*課題一覧*
A. 本文によると、何人以上の場合に、リストから安いノンヴィンテージのシャンパーニュを頼んだ方が安くあがることがありますか。
B. 本文から、「食べ終わると同時にすぐ皿を下げたがるのもイヤですが、」から「頼んだ方が結果安くあがる場合があります。」までを、両端の語句も含めて一字一句変えずに抜き出してください。

*本文*
◆ ◆ ◆ ◆ ◆ ◆ ◆
第68回
ソムリエの実力・実態 その7
冷したワインがなかなか出てこない
何事もタイミングが重要です。
それはレストランでの食事でも言えることです。
食べ終わると同時にすぐ皿を下げたがるのもイヤですが、
放置されっぱなしもいけません。
そして「アッカ」のように
次の皿がなかなか出てこないのも問題です。
料理のタイミングは重要ですが、ワインに関しても同じです。
席に着くとだいたい食前酒を勧められます。
グラスシャンパーニュなどの場合は
あらかじめ抜栓して冷していますので、すぐ供給が出来ます。
でも、人数が4人以上の場合は、
リストから安いノンヴィンテージのシャンパーニュを
頼んだ方が結果安くあがる場合があります。
そのような時、最近すばやく出てこない店が多いのです。
5分やそこらで文句を言っているのではありません。
10分、15分とでてこない場合があります。
今日はなんの料理を頼もうかとメニューを見て選ぶのは、
食事の楽しみの一つです。
ある程度時間をかけて選びたいものです。
そんなとき、片手にシャンパーニュがあれば落ち着くのですが、
ボトルがでてこないと手持ち無沙汰ですね。
理由は簡単。
頼んだボトルを探して遅くなったのではなく、
冷すのに時間がかかっているからのようです。
通常、シャンパーニュを含めて
ワインはセラーに保管されています。
店のポリシーにもよりますが、15度前後だと思っていたのですが、
最近設定温度を上げている店が多いのです。
◆ ◆ ◆ ◆ ◆ ◆ ◆
*データ内容*
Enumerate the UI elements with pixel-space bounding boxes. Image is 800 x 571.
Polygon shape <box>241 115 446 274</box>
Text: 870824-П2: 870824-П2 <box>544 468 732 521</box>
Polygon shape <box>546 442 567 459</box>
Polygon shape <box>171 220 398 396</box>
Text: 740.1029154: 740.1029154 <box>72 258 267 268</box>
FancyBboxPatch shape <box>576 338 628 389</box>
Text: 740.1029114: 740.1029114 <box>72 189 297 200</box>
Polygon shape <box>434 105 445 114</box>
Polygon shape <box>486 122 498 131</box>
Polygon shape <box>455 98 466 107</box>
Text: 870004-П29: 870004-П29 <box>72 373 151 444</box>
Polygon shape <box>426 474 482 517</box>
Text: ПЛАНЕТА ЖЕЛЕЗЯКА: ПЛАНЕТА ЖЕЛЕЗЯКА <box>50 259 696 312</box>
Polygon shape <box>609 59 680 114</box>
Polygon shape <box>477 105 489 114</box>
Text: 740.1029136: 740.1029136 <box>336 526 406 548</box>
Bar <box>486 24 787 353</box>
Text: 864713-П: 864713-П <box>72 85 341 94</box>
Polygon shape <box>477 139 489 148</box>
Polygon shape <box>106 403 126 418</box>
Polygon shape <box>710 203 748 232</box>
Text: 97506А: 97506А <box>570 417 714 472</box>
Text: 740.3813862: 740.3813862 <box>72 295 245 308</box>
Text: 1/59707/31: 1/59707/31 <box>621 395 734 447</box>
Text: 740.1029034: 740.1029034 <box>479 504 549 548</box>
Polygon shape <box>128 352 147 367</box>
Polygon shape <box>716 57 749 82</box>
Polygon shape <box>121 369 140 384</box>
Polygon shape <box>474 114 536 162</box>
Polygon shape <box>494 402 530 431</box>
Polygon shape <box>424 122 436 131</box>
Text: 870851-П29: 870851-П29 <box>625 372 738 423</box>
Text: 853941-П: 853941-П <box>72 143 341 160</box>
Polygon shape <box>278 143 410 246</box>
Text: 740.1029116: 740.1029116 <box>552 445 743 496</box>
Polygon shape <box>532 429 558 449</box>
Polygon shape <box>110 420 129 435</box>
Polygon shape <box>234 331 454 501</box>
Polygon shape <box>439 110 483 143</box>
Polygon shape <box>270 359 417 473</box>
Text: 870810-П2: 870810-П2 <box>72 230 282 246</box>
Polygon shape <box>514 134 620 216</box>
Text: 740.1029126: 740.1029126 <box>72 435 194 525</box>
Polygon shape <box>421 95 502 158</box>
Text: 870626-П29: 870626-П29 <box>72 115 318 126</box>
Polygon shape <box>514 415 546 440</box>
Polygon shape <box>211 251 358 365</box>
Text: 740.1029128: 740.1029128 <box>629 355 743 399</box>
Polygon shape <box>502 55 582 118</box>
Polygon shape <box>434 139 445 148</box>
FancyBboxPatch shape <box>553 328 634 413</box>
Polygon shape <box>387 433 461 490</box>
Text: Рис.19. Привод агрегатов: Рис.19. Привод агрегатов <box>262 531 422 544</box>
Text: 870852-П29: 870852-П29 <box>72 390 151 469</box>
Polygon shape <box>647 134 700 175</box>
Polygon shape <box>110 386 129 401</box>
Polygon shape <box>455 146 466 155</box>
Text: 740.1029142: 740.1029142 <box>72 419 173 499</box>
◆ ◆ ◆ ◆ ◆ ◆ ◆
*解答*
A. 4人以上の場合です。

B.
食べ終わると同時にすぐ皿を下げたがるのもイヤですが、
放置されっぱなしもいけません。
そして「アッカ」のように
次の皿がなかなか出てこないのも問題です。
料理のタイミングは重要ですが、ワインに関しても同じです。
席に着くとだいたい食前酒を勧められます。
グラスシャンパーニュなどの場合は
あらかじめ抜栓して冷していますので、すぐ供給が出来ます。
でも、人数が4人以上の場合は、
リストから安いノンヴィンテージのシャンパーニュを
頼んだ方が結果安くあがる場合があります。